Aim of the task - All the data below goes into the copy word for word, but the pictures don't.

Entries supplied -

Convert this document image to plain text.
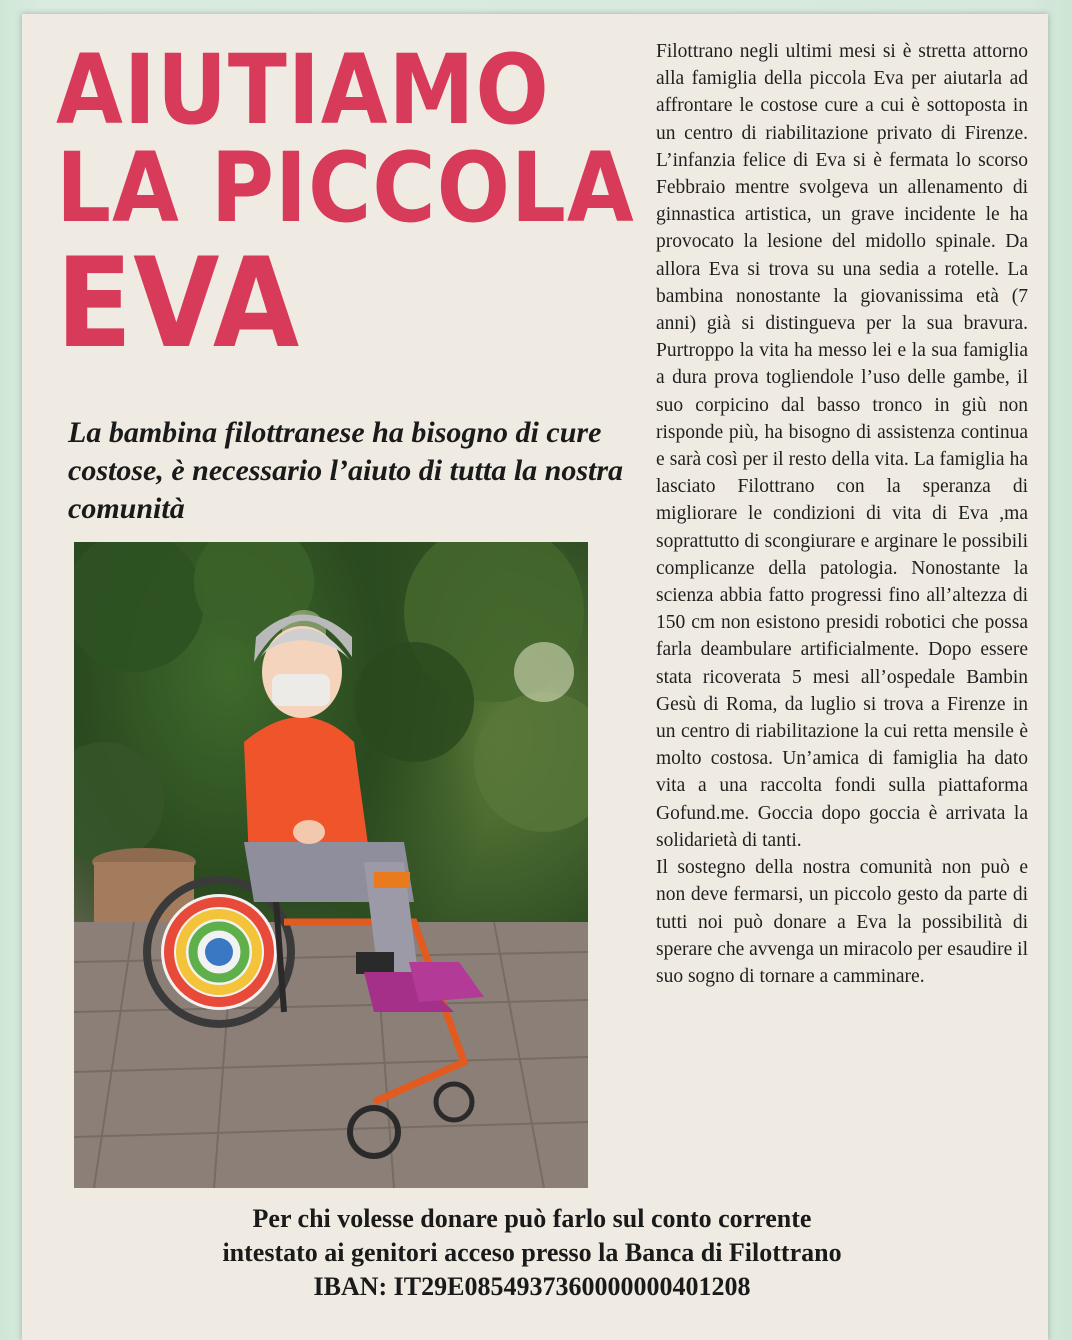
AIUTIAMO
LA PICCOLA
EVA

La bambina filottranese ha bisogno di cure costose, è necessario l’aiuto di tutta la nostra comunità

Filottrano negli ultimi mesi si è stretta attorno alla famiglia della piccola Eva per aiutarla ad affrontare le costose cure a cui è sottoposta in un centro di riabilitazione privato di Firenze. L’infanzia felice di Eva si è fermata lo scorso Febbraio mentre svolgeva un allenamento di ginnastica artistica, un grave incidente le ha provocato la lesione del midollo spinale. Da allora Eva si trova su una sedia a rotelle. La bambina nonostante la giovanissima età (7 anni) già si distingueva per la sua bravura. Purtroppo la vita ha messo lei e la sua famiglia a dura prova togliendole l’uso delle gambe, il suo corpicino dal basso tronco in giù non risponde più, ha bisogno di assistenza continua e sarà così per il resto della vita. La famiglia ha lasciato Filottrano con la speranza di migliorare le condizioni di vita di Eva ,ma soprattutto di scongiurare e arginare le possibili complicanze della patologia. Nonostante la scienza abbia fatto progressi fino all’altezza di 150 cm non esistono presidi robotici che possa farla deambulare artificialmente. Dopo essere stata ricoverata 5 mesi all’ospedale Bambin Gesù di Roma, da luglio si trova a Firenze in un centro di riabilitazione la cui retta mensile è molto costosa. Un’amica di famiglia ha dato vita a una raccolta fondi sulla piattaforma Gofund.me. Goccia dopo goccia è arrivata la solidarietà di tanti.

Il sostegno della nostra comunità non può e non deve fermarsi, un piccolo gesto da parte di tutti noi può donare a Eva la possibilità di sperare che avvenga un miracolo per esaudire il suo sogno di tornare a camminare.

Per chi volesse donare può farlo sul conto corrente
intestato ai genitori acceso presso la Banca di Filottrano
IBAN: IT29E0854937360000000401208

Finished exercise -
Convert this document image to plain text.
AIUTIAMO
LA PICCOLA
EVA

La bambina filottranese ha bisogno di cure costose, è necessario l’aiuto di tutta la nostra comunità

Filottrano negli ultimi mesi si è stretta attorno alla famiglia della piccola Eva per aiutarla ad affrontare le costose cure a cui è sottoposta in un centro di riabilitazione privato di Firenze. L’infanzia felice di Eva si è fermata lo scorso Febbraio mentre svolgeva un allenamento di ginnastica artistica, un grave incidente le ha provocato la lesione del midollo spinale. Da allora Eva si trova su una sedia a rotelle. La bambina nonostante la giovanissima età (7 anni) già si distingueva per la sua bravura. Purtroppo la vita ha messo lei e la sua famiglia a dura prova togliendole l’uso delle gambe, il suo corpicino dal basso tronco in giù non risponde più, ha bisogno di assistenza continua e sarà così per il resto della vita. La famiglia ha lasciato Filottrano con la speranza di migliorare le condizioni di vita di Eva ,ma soprattutto di scongiurare e arginare le possibili complicanze della patologia. Nonostante la scienza abbia fatto progressi fino all’altezza di 150 cm non esistono presidi robotici che possa farla deambulare artificialmente. Dopo essere stata ricoverata 5 mesi all’ospedale Bambin Gesù di Roma, da luglio si trova a Firenze in un centro di riabilitazione la cui retta mensile è molto costosa. Un’amica di famiglia ha dato vita a una raccolta fondi sulla piattaforma Gofund.me. Goccia dopo goccia è arrivata la solidarietà di tanti.

Il sostegno della nostra comunità non può e non deve fermarsi, un piccolo gesto da parte di tutti noi può donare a Eva la possibilità di sperare che avvenga un miracolo per esaudire il suo sogno di tornare a camminare.

Per chi volesse donare può farlo sul conto corrente
intestato ai genitori acceso presso la Banca di Filottrano
IBAN: IT29E0854937360000000401208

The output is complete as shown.